▶ **What the exercise asks**: Report every line of the listing below that contains the string "boxes", copying each such line in full.
- - -
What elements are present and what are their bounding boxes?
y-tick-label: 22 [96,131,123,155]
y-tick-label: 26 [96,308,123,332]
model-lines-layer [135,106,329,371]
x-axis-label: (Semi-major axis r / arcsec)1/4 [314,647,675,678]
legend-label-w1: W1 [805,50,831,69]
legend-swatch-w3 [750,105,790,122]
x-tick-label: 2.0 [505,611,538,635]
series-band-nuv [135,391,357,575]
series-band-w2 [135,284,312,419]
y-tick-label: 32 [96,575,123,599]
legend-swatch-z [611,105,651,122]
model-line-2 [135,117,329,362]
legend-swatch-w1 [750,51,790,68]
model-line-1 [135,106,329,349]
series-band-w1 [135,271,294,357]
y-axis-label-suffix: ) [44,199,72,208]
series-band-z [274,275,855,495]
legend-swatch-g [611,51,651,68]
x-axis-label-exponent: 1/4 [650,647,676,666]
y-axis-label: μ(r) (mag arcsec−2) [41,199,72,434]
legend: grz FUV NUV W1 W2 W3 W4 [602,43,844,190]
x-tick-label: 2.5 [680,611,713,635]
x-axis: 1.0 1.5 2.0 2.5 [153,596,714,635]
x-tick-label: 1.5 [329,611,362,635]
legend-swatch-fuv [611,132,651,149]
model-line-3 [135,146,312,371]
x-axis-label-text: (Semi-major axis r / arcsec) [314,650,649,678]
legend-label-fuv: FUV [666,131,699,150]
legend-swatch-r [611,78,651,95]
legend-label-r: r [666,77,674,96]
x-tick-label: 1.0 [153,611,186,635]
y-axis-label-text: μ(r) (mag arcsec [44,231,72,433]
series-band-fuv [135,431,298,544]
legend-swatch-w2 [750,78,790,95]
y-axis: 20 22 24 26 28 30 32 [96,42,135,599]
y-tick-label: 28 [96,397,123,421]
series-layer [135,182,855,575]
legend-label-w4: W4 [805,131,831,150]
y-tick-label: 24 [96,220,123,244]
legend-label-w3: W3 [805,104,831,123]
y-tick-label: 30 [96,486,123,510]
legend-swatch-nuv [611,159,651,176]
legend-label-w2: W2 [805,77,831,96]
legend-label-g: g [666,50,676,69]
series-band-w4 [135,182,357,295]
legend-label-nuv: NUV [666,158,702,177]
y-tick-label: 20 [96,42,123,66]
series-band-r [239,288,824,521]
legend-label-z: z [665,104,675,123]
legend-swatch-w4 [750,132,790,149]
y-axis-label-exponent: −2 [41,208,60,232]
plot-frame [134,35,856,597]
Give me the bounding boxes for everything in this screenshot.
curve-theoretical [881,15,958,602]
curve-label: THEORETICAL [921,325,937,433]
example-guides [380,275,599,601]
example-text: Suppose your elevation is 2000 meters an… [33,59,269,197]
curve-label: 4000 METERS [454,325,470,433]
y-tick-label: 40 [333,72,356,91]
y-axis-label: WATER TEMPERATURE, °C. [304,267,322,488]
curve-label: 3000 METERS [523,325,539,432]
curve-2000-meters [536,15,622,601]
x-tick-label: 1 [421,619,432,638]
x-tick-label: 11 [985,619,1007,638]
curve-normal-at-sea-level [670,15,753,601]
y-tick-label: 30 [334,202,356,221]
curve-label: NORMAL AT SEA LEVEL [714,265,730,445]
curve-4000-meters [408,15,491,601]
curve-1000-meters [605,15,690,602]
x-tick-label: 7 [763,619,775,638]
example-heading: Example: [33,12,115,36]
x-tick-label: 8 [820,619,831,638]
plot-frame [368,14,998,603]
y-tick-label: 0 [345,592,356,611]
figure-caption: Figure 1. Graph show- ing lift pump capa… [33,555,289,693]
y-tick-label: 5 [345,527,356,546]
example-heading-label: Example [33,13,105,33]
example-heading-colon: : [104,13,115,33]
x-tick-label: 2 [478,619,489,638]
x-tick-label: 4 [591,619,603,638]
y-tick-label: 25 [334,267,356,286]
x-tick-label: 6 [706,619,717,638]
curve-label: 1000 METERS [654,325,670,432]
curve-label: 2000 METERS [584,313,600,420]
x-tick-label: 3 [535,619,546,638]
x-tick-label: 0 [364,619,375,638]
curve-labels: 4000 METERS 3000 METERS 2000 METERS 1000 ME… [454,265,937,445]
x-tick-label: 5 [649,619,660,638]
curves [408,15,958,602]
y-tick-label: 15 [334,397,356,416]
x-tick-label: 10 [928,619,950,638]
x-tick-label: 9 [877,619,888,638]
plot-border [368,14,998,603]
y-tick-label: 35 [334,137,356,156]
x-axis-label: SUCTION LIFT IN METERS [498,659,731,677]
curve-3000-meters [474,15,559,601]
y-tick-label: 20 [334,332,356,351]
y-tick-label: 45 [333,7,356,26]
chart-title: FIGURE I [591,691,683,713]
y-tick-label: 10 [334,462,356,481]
- - -
▶ **Solution to this problem**:
What elements are present and what are their bounding boxes?
Give me the bounding boxes for everything in this screenshot.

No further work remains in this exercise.